→ Records for this task:
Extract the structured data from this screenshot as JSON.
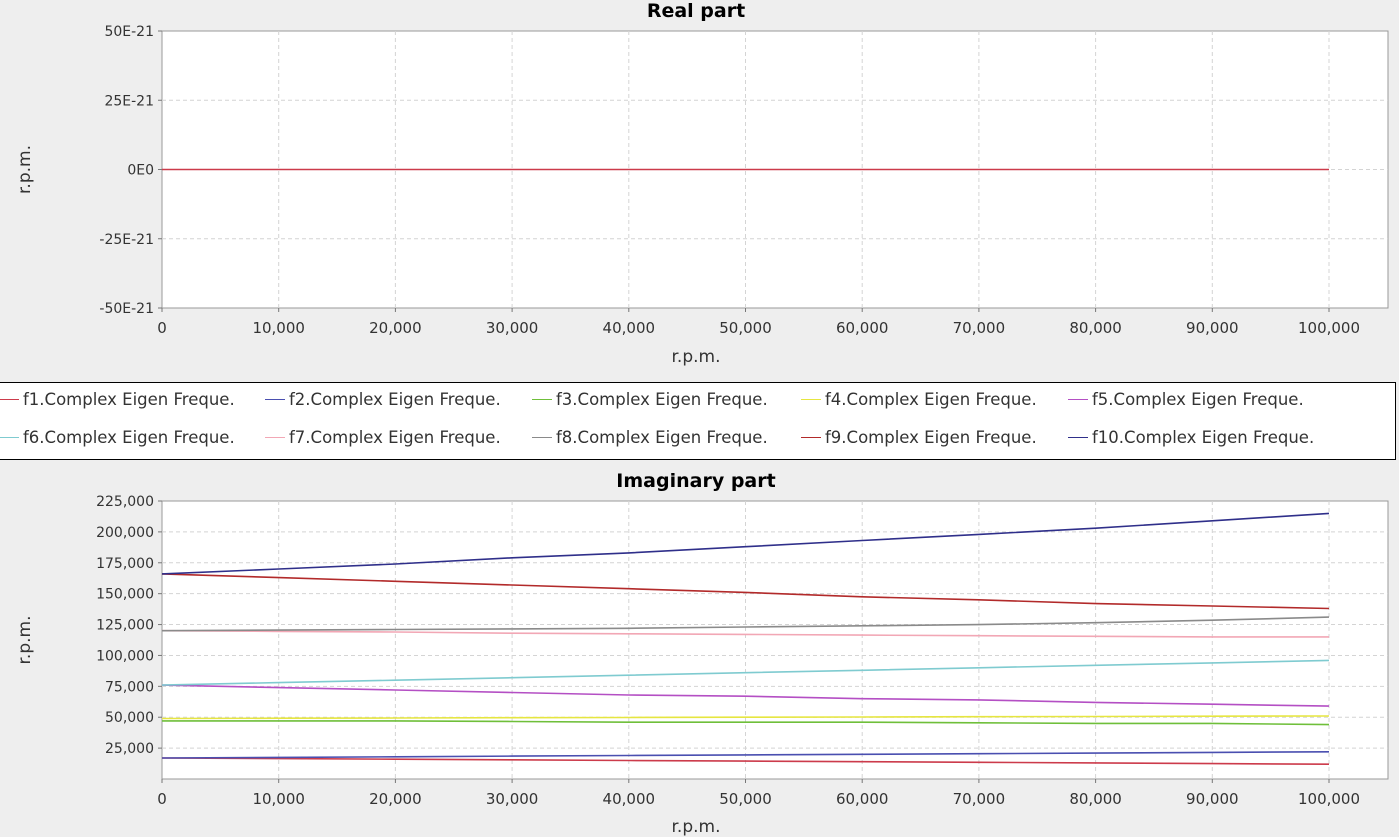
{
  "chart_data": [
    {
      "type": "line",
      "title": "Real part",
      "xlabel": "r.p.m.",
      "ylabel": "r.p.m.",
      "xlim": [
        0,
        100000
      ],
      "ylim": [
        -5e-20,
        5e-20
      ],
      "x_ticks": [
        "0",
        "10,000",
        "20,000",
        "30,000",
        "40,000",
        "50,000",
        "60,000",
        "70,000",
        "80,000",
        "90,000",
        "100,000"
      ],
      "y_ticks": [
        {
          "value": 5e-20,
          "label": "50E-21"
        },
        {
          "value": 2.5e-20,
          "label": "25E-21"
        },
        {
          "value": 0,
          "label": "0E0"
        },
        {
          "value": -2.5e-20,
          "label": "-25E-21"
        },
        {
          "value": -5e-20,
          "label": "-50E-21"
        }
      ],
      "grid": true,
      "x": [
        0,
        100000
      ],
      "series": [
        {
          "name": "f1.Complex Eigen Freque.",
          "color": "#cc3b4b",
          "values": [
            0,
            0
          ]
        }
      ]
    },
    {
      "type": "line",
      "title": "Imaginary part",
      "xlabel": "r.p.m.",
      "ylabel": "r.p.m.",
      "xlim": [
        0,
        100000
      ],
      "ylim": [
        0,
        225000
      ],
      "x_ticks": [
        "0",
        "10,000",
        "20,000",
        "30,000",
        "40,000",
        "50,000",
        "60,000",
        "70,000",
        "80,000",
        "90,000",
        "100,000"
      ],
      "y_ticks": [
        {
          "value": 225000,
          "label": "225,000"
        },
        {
          "value": 200000,
          "label": "200,000"
        },
        {
          "value": 175000,
          "label": "175,000"
        },
        {
          "value": 150000,
          "label": "150,000"
        },
        {
          "value": 125000,
          "label": "125,000"
        },
        {
          "value": 100000,
          "label": "100,000"
        },
        {
          "value": 75000,
          "label": "75,000"
        },
        {
          "value": 50000,
          "label": "50,000"
        },
        {
          "value": 25000,
          "label": "25,000"
        }
      ],
      "grid": true,
      "x": [
        0,
        10000,
        20000,
        30000,
        40000,
        50000,
        60000,
        70000,
        80000,
        90000,
        100000
      ],
      "series": [
        {
          "name": "f1.Complex Eigen Freque.",
          "color": "#cc3b4b",
          "values": [
            17000,
            16500,
            16000,
            15500,
            15000,
            14500,
            14000,
            13500,
            13000,
            12500,
            12000
          ]
        },
        {
          "name": "f2.Complex Eigen Freque.",
          "color": "#4a4fb0",
          "values": [
            17000,
            17500,
            18000,
            18500,
            19000,
            19500,
            20000,
            20500,
            21000,
            21500,
            22000
          ]
        },
        {
          "name": "f3.Complex Eigen Freque.",
          "color": "#6fbf3a",
          "values": [
            47000,
            47000,
            47000,
            46500,
            46000,
            46000,
            46000,
            45500,
            45000,
            45000,
            44000
          ]
        },
        {
          "name": "f4.Complex Eigen Freque.",
          "color": "#e6e640",
          "values": [
            49000,
            49200,
            49400,
            49600,
            49800,
            50000,
            50200,
            50400,
            50600,
            50800,
            51000
          ]
        },
        {
          "name": "f5.Complex Eigen Freque.",
          "color": "#b44fc4",
          "values": [
            76000,
            74000,
            72000,
            70000,
            68000,
            67000,
            65000,
            64000,
            62000,
            60500,
            59000
          ]
        },
        {
          "name": "f6.Complex Eigen Freque.",
          "color": "#7fcbd0",
          "values": [
            76000,
            78000,
            80000,
            82000,
            84000,
            86000,
            88000,
            90000,
            92000,
            94000,
            96000
          ]
        },
        {
          "name": "f7.Complex Eigen Freque.",
          "color": "#f2a7b5",
          "values": [
            120000,
            119500,
            119000,
            118000,
            117500,
            117000,
            116500,
            116000,
            115500,
            115000,
            115000
          ]
        },
        {
          "name": "f8.Complex Eigen Freque.",
          "color": "#8a8a8a",
          "values": [
            120000,
            120500,
            121000,
            121500,
            122000,
            123000,
            124000,
            125000,
            126500,
            128500,
            131000
          ]
        },
        {
          "name": "f9.Complex Eigen Freque.",
          "color": "#b22a2a",
          "values": [
            166000,
            163000,
            160000,
            157000,
            154000,
            151000,
            147500,
            145000,
            142000,
            140000,
            138000
          ]
        },
        {
          "name": "f10.Complex Eigen Freque.",
          "color": "#2f2f8a",
          "values": [
            166000,
            170000,
            174000,
            179000,
            183000,
            188000,
            193000,
            198000,
            203000,
            209000,
            215000
          ]
        }
      ]
    }
  ],
  "legend": {
    "rows": [
      [
        "f1.Complex Eigen Freque.",
        "f2.Complex Eigen Freque.",
        "f3.Complex Eigen Freque.",
        "f4.Complex Eigen Freque.",
        "f5.Complex Eigen Freque."
      ],
      [
        "f6.Complex Eigen Freque.",
        "f7.Complex Eigen Freque.",
        "f8.Complex Eigen Freque.",
        "f9.Complex Eigen Freque.",
        "f10.Complex Eigen Freque."
      ]
    ]
  }
}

→ Directions: Every line of the data should be copied as it stands, without the images.

→ Response:
Extract the structured data from this screenshot as JSON.
{
  "chart_data": [
    {
      "type": "line",
      "title": "Real part",
      "xlabel": "r.p.m.",
      "ylabel": "r.p.m.",
      "xlim": [
        0,
        100000
      ],
      "ylim": [
        -5e-20,
        5e-20
      ],
      "x_ticks": [
        "0",
        "10,000",
        "20,000",
        "30,000",
        "40,000",
        "50,000",
        "60,000",
        "70,000",
        "80,000",
        "90,000",
        "100,000"
      ],
      "y_ticks": [
        {
          "value": 5e-20,
          "label": "50E-21"
        },
        {
          "value": 2.5e-20,
          "label": "25E-21"
        },
        {
          "value": 0,
          "label": "0E0"
        },
        {
          "value": -2.5e-20,
          "label": "-25E-21"
        },
        {
          "value": -5e-20,
          "label": "-50E-21"
        }
      ],
      "grid": true,
      "x": [
        0,
        100000
      ],
      "series": [
        {
          "name": "f1.Complex Eigen Freque.",
          "color": "#cc3b4b",
          "values": [
            0,
            0
          ]
        }
      ]
    },
    {
      "type": "line",
      "title": "Imaginary part",
      "xlabel": "r.p.m.",
      "ylabel": "r.p.m.",
      "xlim": [
        0,
        100000
      ],
      "ylim": [
        0,
        225000
      ],
      "x_ticks": [
        "0",
        "10,000",
        "20,000",
        "30,000",
        "40,000",
        "50,000",
        "60,000",
        "70,000",
        "80,000",
        "90,000",
        "100,000"
      ],
      "y_ticks": [
        {
          "value": 225000,
          "label": "225,000"
        },
        {
          "value": 200000,
          "label": "200,000"
        },
        {
          "value": 175000,
          "label": "175,000"
        },
        {
          "value": 150000,
          "label": "150,000"
        },
        {
          "value": 125000,
          "label": "125,000"
        },
        {
          "value": 100000,
          "label": "100,000"
        },
        {
          "value": 75000,
          "label": "75,000"
        },
        {
          "value": 50000,
          "label": "50,000"
        },
        {
          "value": 25000,
          "label": "25,000"
        }
      ],
      "grid": true,
      "x": [
        0,
        10000,
        20000,
        30000,
        40000,
        50000,
        60000,
        70000,
        80000,
        90000,
        100000
      ],
      "series": [
        {
          "name": "f1.Complex Eigen Freque.",
          "color": "#cc3b4b",
          "values": [
            17000,
            16500,
            16000,
            15500,
            15000,
            14500,
            14000,
            13500,
            13000,
            12500,
            12000
          ]
        },
        {
          "name": "f2.Complex Eigen Freque.",
          "color": "#4a4fb0",
          "values": [
            17000,
            17500,
            18000,
            18500,
            19000,
            19500,
            20000,
            20500,
            21000,
            21500,
            22000
          ]
        },
        {
          "name": "f3.Complex Eigen Freque.",
          "color": "#6fbf3a",
          "values": [
            47000,
            47000,
            47000,
            46500,
            46000,
            46000,
            46000,
            45500,
            45000,
            45000,
            44000
          ]
        },
        {
          "name": "f4.Complex Eigen Freque.",
          "color": "#e6e640",
          "values": [
            49000,
            49200,
            49400,
            49600,
            49800,
            50000,
            50200,
            50400,
            50600,
            50800,
            51000
          ]
        },
        {
          "name": "f5.Complex Eigen Freque.",
          "color": "#b44fc4",
          "values": [
            76000,
            74000,
            72000,
            70000,
            68000,
            67000,
            65000,
            64000,
            62000,
            60500,
            59000
          ]
        },
        {
          "name": "f6.Complex Eigen Freque.",
          "color": "#7fcbd0",
          "values": [
            76000,
            78000,
            80000,
            82000,
            84000,
            86000,
            88000,
            90000,
            92000,
            94000,
            96000
          ]
        },
        {
          "name": "f7.Complex Eigen Freque.",
          "color": "#f2a7b5",
          "values": [
            120000,
            119500,
            119000,
            118000,
            117500,
            117000,
            116500,
            116000,
            115500,
            115000,
            115000
          ]
        },
        {
          "name": "f8.Complex Eigen Freque.",
          "color": "#8a8a8a",
          "values": [
            120000,
            120500,
            121000,
            121500,
            122000,
            123000,
            124000,
            125000,
            126500,
            128500,
            131000
          ]
        },
        {
          "name": "f9.Complex Eigen Freque.",
          "color": "#b22a2a",
          "values": [
            166000,
            163000,
            160000,
            157000,
            154000,
            151000,
            147500,
            145000,
            142000,
            140000,
            138000
          ]
        },
        {
          "name": "f10.Complex Eigen Freque.",
          "color": "#2f2f8a",
          "values": [
            166000,
            170000,
            174000,
            179000,
            183000,
            188000,
            193000,
            198000,
            203000,
            209000,
            215000
          ]
        }
      ]
    }
  ],
  "legend": {
    "rows": [
      [
        "f1.Complex Eigen Freque.",
        "f2.Complex Eigen Freque.",
        "f3.Complex Eigen Freque.",
        "f4.Complex Eigen Freque.",
        "f5.Complex Eigen Freque."
      ],
      [
        "f6.Complex Eigen Freque.",
        "f7.Complex Eigen Freque.",
        "f8.Complex Eigen Freque.",
        "f9.Complex Eigen Freque.",
        "f10.Complex Eigen Freque."
      ]
    ]
  }
}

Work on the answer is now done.